Every line of the records must be repeated exactly; pictures stay out.

++++ Record extracts ++++

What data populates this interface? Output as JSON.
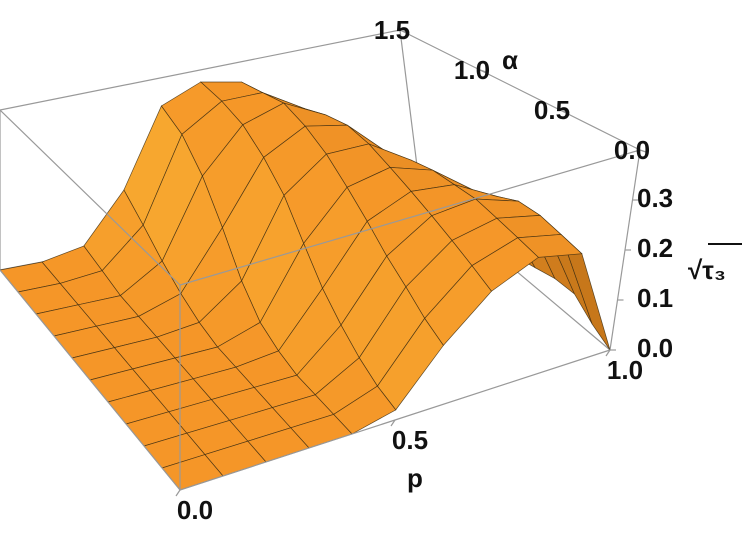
{
  "chart_data": {
    "type": "surface",
    "xlabel": "p",
    "ylabel": "α",
    "zlabel": "√τ₃",
    "x": [
      0,
      0.1,
      0.2,
      0.3,
      0.4,
      0.5,
      0.6,
      0.7,
      0.8,
      0.9,
      1.0
    ],
    "y": [
      0,
      0.15,
      0.3,
      0.45,
      0.6,
      0.75,
      0.9,
      1.05,
      1.2,
      1.35,
      1.5
    ],
    "z": [
      [
        0,
        0,
        0,
        0,
        0,
        0.02,
        0.12,
        0.2,
        0.24,
        0.22,
        0
      ],
      [
        0,
        0,
        0,
        0,
        0,
        0.03,
        0.14,
        0.22,
        0.25,
        0.23,
        0.02
      ],
      [
        0,
        0,
        0,
        0,
        0,
        0.05,
        0.17,
        0.24,
        0.26,
        0.24,
        0.05
      ],
      [
        0,
        0,
        0,
        0,
        0,
        0.08,
        0.2,
        0.26,
        0.27,
        0.24,
        0.05
      ],
      [
        0,
        0,
        0,
        0,
        0.01,
        0.12,
        0.24,
        0.28,
        0.27,
        0.22,
        0.04
      ],
      [
        0,
        0,
        0,
        0,
        0.03,
        0.18,
        0.28,
        0.3,
        0.27,
        0.2,
        0.03
      ],
      [
        0,
        0,
        0,
        0.01,
        0.08,
        0.25,
        0.32,
        0.32,
        0.26,
        0.16,
        0.02
      ],
      [
        0,
        0,
        0,
        0.03,
        0.16,
        0.3,
        0.35,
        0.33,
        0.24,
        0.12,
        0.01
      ],
      [
        0,
        0,
        0,
        0.06,
        0.24,
        0.34,
        0.37,
        0.32,
        0.2,
        0.08,
        0
      ],
      [
        0,
        0,
        0.01,
        0.1,
        0.3,
        0.36,
        0.36,
        0.3,
        0.16,
        0.05,
        0
      ],
      [
        0,
        0,
        0.02,
        0.14,
        0.33,
        0.37,
        0.35,
        0.27,
        0.12,
        0.03,
        0
      ]
    ],
    "color": "#f49a28",
    "xlim": [
      0,
      1
    ],
    "ylim": [
      0,
      1.5
    ],
    "zlim": [
      0,
      0.4
    ],
    "xticks": [
      {
        "value": 0,
        "label": "0.0"
      },
      {
        "value": 0.5,
        "label": "0.5"
      },
      {
        "value": 1,
        "label": "1.0"
      }
    ],
    "yticks": [
      {
        "value": 0,
        "label": "0.0"
      },
      {
        "value": 0.5,
        "label": "0.5"
      },
      {
        "value": 1,
        "label": "1.0"
      },
      {
        "value": 1.5,
        "label": "1.5"
      }
    ],
    "zticks": [
      {
        "value": 0,
        "label": "0.0"
      },
      {
        "value": 0.1,
        "label": "0.1"
      },
      {
        "value": 0.2,
        "label": "0.2"
      },
      {
        "value": 0.3,
        "label": "0.3"
      }
    ]
  }
}
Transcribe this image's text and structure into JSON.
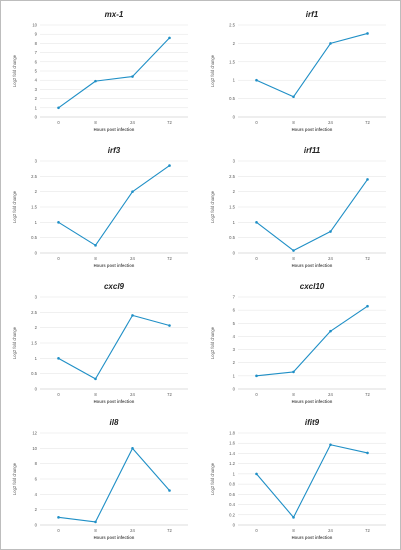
{
  "colors": {
    "line": "#1f8fc6",
    "grid": "#e2e2e2",
    "axis": "#bdbdbd"
  },
  "chart_data": [
    {
      "type": "line",
      "title": "mx-1",
      "xlabel": "Hours post infection",
      "ylabel": "Log2 fold change",
      "categories": [
        "0",
        "8",
        "24",
        "72"
      ],
      "values": [
        1.0,
        3.9,
        4.4,
        8.6
      ],
      "ylim": [
        0,
        10
      ],
      "yticks": [
        "0",
        "1",
        "2",
        "3",
        "4",
        "5",
        "6",
        "7",
        "8",
        "9",
        "10"
      ],
      "grid": true
    },
    {
      "type": "line",
      "title": "irf1",
      "xlabel": "Hours post infection",
      "ylabel": "Log2 fold change",
      "categories": [
        "0",
        "8",
        "24",
        "72"
      ],
      "values": [
        1.0,
        0.55,
        2.0,
        2.27
      ],
      "ylim": [
        0,
        2.5
      ],
      "yticks": [
        "0",
        "0.5",
        "1",
        "1.5",
        "2",
        "2.5"
      ],
      "grid": true
    },
    {
      "type": "line",
      "title": "irf3",
      "xlabel": "Hours post infection",
      "ylabel": "Log2 fold change",
      "categories": [
        "0",
        "8",
        "24",
        "72"
      ],
      "values": [
        1.0,
        0.25,
        2.0,
        2.85
      ],
      "ylim": [
        0,
        3
      ],
      "yticks": [
        "0",
        "0.5",
        "1",
        "1.5",
        "2",
        "2.5",
        "3"
      ],
      "grid": true
    },
    {
      "type": "line",
      "title": "irf11",
      "xlabel": "Hours post infection",
      "ylabel": "Log2 fold change",
      "categories": [
        "0",
        "8",
        "24",
        "72"
      ],
      "values": [
        1.0,
        0.08,
        0.7,
        2.4
      ],
      "ylim": [
        0,
        3
      ],
      "yticks": [
        "0",
        "0.5",
        "1",
        "1.5",
        "2",
        "2.5",
        "3"
      ],
      "grid": true
    },
    {
      "type": "line",
      "title": "cxcl9",
      "xlabel": "Hours post infection",
      "ylabel": "Log2 fold change",
      "categories": [
        "0",
        "8",
        "24",
        "72"
      ],
      "values": [
        1.0,
        0.33,
        2.4,
        2.07
      ],
      "ylim": [
        0,
        3
      ],
      "yticks": [
        "0",
        "0.5",
        "1",
        "1.5",
        "2",
        "2.5",
        "3"
      ],
      "grid": true
    },
    {
      "type": "line",
      "title": "cxcl10",
      "xlabel": "Hours post infection",
      "ylabel": "Log2 fold change",
      "categories": [
        "0",
        "8",
        "24",
        "72"
      ],
      "values": [
        1.0,
        1.3,
        4.4,
        6.3
      ],
      "ylim": [
        0,
        7
      ],
      "yticks": [
        "0",
        "1",
        "2",
        "3",
        "4",
        "5",
        "6",
        "7"
      ],
      "grid": true
    },
    {
      "type": "line",
      "title": "il8",
      "xlabel": "Hours post infection",
      "ylabel": "Log2 fold change",
      "categories": [
        "0",
        "8",
        "24",
        "72"
      ],
      "values": [
        1.0,
        0.4,
        10.0,
        4.5
      ],
      "ylim": [
        0,
        12
      ],
      "yticks": [
        "0",
        "2",
        "4",
        "6",
        "8",
        "10",
        "12"
      ],
      "grid": true
    },
    {
      "type": "line",
      "title": "ifit9",
      "xlabel": "Hours post infection",
      "ylabel": "Log2 fold change",
      "categories": [
        "0",
        "8",
        "24",
        "72"
      ],
      "values": [
        1.0,
        0.15,
        1.57,
        1.41
      ],
      "ylim": [
        0,
        1.8
      ],
      "yticks": [
        "0",
        "0.2",
        "0.4",
        "0.6",
        "0.8",
        "1",
        "1.2",
        "1.4",
        "1.6",
        "1.8"
      ],
      "grid": true
    }
  ]
}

++++

Response to the exercise:
What data populates this interface? Output as JSON.
{
  "chart_data": {
    "type": "surface",
    "xlabel": "p",
    "ylabel": "α",
    "zlabel": "√τ₃",
    "x": [
      0,
      0.1,
      0.2,
      0.3,
      0.4,
      0.5,
      0.6,
      0.7,
      0.8,
      0.9,
      1.0
    ],
    "y": [
      0,
      0.15,
      0.3,
      0.45,
      0.6,
      0.75,
      0.9,
      1.05,
      1.2,
      1.35,
      1.5
    ],
    "z": [
      [
        0,
        0,
        0,
        0,
        0,
        0.02,
        0.12,
        0.2,
        0.24,
        0.22,
        0
      ],
      [
        0,
        0,
        0,
        0,
        0,
        0.03,
        0.14,
        0.22,
        0.25,
        0.23,
        0.02
      ],
      [
        0,
        0,
        0,
        0,
        0,
        0.05,
        0.17,
        0.24,
        0.26,
        0.24,
        0.05
      ],
      [
        0,
        0,
        0,
        0,
        0,
        0.08,
        0.2,
        0.26,
        0.27,
        0.24,
        0.05
      ],
      [
        0,
        0,
        0,
        0,
        0.01,
        0.12,
        0.24,
        0.28,
        0.27,
        0.22,
        0.04
      ],
      [
        0,
        0,
        0,
        0,
        0.03,
        0.18,
        0.28,
        0.3,
        0.27,
        0.2,
        0.03
      ],
      [
        0,
        0,
        0,
        0.01,
        0.08,
        0.25,
        0.32,
        0.32,
        0.26,
        0.16,
        0.02
      ],
      [
        0,
        0,
        0,
        0.03,
        0.16,
        0.3,
        0.35,
        0.33,
        0.24,
        0.12,
        0.01
      ],
      [
        0,
        0,
        0,
        0.06,
        0.24,
        0.34,
        0.37,
        0.32,
        0.2,
        0.08,
        0
      ],
      [
        0,
        0,
        0.01,
        0.1,
        0.3,
        0.36,
        0.36,
        0.3,
        0.16,
        0.05,
        0
      ],
      [
        0,
        0,
        0.02,
        0.14,
        0.33,
        0.37,
        0.35,
        0.27,
        0.12,
        0.03,
        0
      ]
    ],
    "color": "#f49a28",
    "xlim": [
      0,
      1
    ],
    "ylim": [
      0,
      1.5
    ],
    "zlim": [
      0,
      0.4
    ],
    "xticks": [
      {
        "value": 0,
        "label": "0.0"
      },
      {
        "value": 0.5,
        "label": "0.5"
      },
      {
        "value": 1,
        "label": "1.0"
      }
    ],
    "yticks": [
      {
        "value": 0,
        "label": "0.0"
      },
      {
        "value": 0.5,
        "label": "0.5"
      },
      {
        "value": 1,
        "label": "1.0"
      },
      {
        "value": 1.5,
        "label": "1.5"
      }
    ],
    "zticks": [
      {
        "value": 0,
        "label": "0.0"
      },
      {
        "value": 0.1,
        "label": "0.1"
      },
      {
        "value": 0.2,
        "label": "0.2"
      },
      {
        "value": 0.3,
        "label": "0.3"
      }
    ]
  }
}
Transcribe this image's text and structure into JSON.
{
  "colors": {
    "line": "#1f8fc6",
    "grid": "#e2e2e2",
    "axis": "#bdbdbd"
  },
  "chart_data": [
    {
      "type": "line",
      "title": "mx-1",
      "xlabel": "Hours post infection",
      "ylabel": "Log2 fold change",
      "categories": [
        "0",
        "8",
        "24",
        "72"
      ],
      "values": [
        1.0,
        3.9,
        4.4,
        8.6
      ],
      "ylim": [
        0,
        10
      ],
      "yticks": [
        "0",
        "1",
        "2",
        "3",
        "4",
        "5",
        "6",
        "7",
        "8",
        "9",
        "10"
      ],
      "grid": true
    },
    {
      "type": "line",
      "title": "irf1",
      "xlabel": "Hours post infection",
      "ylabel": "Log2 fold change",
      "categories": [
        "0",
        "8",
        "24",
        "72"
      ],
      "values": [
        1.0,
        0.55,
        2.0,
        2.27
      ],
      "ylim": [
        0,
        2.5
      ],
      "yticks": [
        "0",
        "0.5",
        "1",
        "1.5",
        "2",
        "2.5"
      ],
      "grid": true
    },
    {
      "type": "line",
      "title": "irf3",
      "xlabel": "Hours post infection",
      "ylabel": "Log2 fold change",
      "categories": [
        "0",
        "8",
        "24",
        "72"
      ],
      "values": [
        1.0,
        0.25,
        2.0,
        2.85
      ],
      "ylim": [
        0,
        3
      ],
      "yticks": [
        "0",
        "0.5",
        "1",
        "1.5",
        "2",
        "2.5",
        "3"
      ],
      "grid": true
    },
    {
      "type": "line",
      "title": "irf11",
      "xlabel": "Hours post infection",
      "ylabel": "Log2 fold change",
      "categories": [
        "0",
        "8",
        "24",
        "72"
      ],
      "values": [
        1.0,
        0.08,
        0.7,
        2.4
      ],
      "ylim": [
        0,
        3
      ],
      "yticks": [
        "0",
        "0.5",
        "1",
        "1.5",
        "2",
        "2.5",
        "3"
      ],
      "grid": true
    },
    {
      "type": "line",
      "title": "cxcl9",
      "xlabel": "Hours post infection",
      "ylabel": "Log2 fold change",
      "categories": [
        "0",
        "8",
        "24",
        "72"
      ],
      "values": [
        1.0,
        0.33,
        2.4,
        2.07
      ],
      "ylim": [
        0,
        3
      ],
      "yticks": [
        "0",
        "0.5",
        "1",
        "1.5",
        "2",
        "2.5",
        "3"
      ],
      "grid": true
    },
    {
      "type": "line",
      "title": "cxcl10",
      "xlabel": "Hours post infection",
      "ylabel": "Log2 fold change",
      "categories": [
        "0",
        "8",
        "24",
        "72"
      ],
      "values": [
        1.0,
        1.3,
        4.4,
        6.3
      ],
      "ylim": [
        0,
        7
      ],
      "yticks": [
        "0",
        "1",
        "2",
        "3",
        "4",
        "5",
        "6",
        "7"
      ],
      "grid": true
    },
    {
      "type": "line",
      "title": "il8",
      "xlabel": "Hours post infection",
      "ylabel": "Log2 fold change",
      "categories": [
        "0",
        "8",
        "24",
        "72"
      ],
      "values": [
        1.0,
        0.4,
        10.0,
        4.5
      ],
      "ylim": [
        0,
        12
      ],
      "yticks": [
        "0",
        "2",
        "4",
        "6",
        "8",
        "10",
        "12"
      ],
      "grid": true
    },
    {
      "type": "line",
      "title": "ifit9",
      "xlabel": "Hours post infection",
      "ylabel": "Log2 fold change",
      "categories": [
        "0",
        "8",
        "24",
        "72"
      ],
      "values": [
        1.0,
        0.15,
        1.57,
        1.41
      ],
      "ylim": [
        0,
        1.8
      ],
      "yticks": [
        "0",
        "0.2",
        "0.4",
        "0.6",
        "0.8",
        "1",
        "1.2",
        "1.4",
        "1.6",
        "1.8"
      ],
      "grid": true
    }
  ]
}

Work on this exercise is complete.